**Exercise goal:** All lines holding the string "Never" are to be shown.

**Material to process:**
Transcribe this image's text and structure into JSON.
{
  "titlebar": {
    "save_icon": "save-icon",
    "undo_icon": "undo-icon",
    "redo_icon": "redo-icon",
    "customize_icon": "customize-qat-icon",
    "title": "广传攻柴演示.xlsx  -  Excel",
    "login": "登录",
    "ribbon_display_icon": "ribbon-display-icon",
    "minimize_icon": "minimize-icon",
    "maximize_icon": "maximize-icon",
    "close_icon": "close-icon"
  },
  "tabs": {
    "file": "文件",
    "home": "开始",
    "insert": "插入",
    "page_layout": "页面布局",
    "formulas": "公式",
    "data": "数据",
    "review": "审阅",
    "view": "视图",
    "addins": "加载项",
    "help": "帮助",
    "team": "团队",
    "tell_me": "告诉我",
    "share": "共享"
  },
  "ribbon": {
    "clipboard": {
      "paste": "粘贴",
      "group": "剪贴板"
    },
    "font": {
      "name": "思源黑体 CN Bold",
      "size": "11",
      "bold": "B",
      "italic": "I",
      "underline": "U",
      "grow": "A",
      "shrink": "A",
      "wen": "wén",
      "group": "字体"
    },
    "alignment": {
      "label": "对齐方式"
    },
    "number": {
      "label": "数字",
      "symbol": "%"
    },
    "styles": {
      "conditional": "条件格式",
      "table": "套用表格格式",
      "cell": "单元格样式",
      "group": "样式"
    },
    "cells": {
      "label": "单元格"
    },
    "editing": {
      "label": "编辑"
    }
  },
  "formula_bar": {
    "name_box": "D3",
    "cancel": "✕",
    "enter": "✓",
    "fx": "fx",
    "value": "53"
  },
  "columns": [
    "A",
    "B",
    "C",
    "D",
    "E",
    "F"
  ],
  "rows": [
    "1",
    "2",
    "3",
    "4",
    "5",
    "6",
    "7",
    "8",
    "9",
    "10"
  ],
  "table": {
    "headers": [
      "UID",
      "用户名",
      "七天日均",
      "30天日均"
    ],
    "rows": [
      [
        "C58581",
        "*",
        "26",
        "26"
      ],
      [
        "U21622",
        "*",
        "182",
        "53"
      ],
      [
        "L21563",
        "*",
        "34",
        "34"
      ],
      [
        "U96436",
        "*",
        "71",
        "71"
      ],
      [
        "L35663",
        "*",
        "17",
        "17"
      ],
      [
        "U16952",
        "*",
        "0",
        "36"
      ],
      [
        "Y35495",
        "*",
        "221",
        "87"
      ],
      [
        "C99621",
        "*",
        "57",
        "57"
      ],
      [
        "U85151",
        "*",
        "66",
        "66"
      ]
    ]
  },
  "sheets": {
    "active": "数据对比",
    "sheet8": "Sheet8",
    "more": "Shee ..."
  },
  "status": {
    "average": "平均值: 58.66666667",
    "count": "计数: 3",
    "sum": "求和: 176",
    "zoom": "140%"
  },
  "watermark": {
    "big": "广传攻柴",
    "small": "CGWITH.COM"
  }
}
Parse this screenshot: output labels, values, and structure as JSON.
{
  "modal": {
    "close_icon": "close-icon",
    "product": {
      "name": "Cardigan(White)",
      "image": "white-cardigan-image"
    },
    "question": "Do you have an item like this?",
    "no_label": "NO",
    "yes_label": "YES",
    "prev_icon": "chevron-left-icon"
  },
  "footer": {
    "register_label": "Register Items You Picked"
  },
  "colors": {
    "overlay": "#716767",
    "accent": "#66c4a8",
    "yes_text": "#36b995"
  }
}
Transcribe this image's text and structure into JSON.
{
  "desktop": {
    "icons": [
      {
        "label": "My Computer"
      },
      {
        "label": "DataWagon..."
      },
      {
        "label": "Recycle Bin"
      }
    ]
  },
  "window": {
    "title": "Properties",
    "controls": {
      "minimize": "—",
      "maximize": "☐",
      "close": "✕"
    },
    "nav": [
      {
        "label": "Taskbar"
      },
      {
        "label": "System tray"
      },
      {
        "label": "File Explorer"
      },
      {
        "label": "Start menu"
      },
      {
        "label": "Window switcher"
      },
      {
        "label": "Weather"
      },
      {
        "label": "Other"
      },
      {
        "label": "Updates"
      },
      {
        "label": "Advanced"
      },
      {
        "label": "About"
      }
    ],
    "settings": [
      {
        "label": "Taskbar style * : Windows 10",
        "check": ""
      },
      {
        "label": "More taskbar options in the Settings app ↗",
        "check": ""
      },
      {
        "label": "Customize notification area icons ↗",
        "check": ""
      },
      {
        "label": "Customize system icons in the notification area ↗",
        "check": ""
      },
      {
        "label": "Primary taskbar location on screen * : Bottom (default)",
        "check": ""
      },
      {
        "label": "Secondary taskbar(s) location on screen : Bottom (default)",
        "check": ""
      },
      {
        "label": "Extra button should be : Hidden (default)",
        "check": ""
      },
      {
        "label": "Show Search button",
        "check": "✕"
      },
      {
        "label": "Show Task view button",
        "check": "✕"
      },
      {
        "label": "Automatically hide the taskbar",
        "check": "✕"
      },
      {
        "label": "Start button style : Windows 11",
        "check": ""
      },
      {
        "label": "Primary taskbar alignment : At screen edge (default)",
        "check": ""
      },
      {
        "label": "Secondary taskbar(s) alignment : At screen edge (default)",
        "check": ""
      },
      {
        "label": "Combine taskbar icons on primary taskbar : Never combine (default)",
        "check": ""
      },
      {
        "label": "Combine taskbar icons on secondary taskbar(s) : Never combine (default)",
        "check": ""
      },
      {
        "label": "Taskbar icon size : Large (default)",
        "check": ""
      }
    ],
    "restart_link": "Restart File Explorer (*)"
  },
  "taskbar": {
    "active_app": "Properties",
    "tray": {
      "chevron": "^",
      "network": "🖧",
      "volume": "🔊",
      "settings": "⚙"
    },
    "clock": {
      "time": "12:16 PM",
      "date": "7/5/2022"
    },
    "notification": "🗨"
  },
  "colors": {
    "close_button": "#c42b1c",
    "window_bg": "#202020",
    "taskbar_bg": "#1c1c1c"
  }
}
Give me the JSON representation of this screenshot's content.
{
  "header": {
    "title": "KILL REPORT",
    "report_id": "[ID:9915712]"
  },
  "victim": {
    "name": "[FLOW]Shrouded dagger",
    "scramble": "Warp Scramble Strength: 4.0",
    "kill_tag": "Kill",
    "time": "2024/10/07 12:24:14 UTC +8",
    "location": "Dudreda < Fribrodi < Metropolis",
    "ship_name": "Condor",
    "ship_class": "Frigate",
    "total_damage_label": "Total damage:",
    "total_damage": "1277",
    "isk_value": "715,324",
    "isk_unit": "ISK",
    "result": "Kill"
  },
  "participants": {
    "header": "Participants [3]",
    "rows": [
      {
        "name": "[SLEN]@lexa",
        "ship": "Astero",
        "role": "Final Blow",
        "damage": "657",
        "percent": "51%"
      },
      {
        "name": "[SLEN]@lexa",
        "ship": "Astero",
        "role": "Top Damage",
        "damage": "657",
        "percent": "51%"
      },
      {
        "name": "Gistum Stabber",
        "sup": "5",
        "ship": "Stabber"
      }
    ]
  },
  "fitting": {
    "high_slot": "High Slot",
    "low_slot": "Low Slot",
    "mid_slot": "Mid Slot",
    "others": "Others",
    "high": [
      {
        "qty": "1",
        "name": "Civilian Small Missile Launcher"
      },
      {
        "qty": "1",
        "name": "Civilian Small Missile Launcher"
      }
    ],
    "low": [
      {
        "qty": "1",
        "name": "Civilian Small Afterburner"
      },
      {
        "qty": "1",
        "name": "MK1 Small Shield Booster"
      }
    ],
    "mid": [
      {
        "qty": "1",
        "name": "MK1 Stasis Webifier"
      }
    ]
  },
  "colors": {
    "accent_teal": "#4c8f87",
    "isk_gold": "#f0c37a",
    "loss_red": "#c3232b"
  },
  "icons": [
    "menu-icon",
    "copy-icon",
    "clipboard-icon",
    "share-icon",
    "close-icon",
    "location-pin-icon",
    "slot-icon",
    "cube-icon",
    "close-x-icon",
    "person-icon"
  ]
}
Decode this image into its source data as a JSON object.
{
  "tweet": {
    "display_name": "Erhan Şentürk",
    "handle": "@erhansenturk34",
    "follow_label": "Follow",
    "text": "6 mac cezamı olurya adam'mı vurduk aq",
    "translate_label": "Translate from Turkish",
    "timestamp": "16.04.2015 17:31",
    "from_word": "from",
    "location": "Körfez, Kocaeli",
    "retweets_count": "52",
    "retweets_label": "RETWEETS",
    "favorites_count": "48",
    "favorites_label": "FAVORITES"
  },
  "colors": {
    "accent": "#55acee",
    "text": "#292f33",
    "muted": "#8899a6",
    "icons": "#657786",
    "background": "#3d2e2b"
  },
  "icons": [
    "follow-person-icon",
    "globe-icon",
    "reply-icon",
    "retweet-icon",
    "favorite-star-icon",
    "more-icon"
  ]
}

**Exercise response:**
        "label": "Combine taskbar icons on primary taskbar : Never combine (default)",
        "label": "Combine taskbar icons on secondary taskbar(s) : Never combine (default)",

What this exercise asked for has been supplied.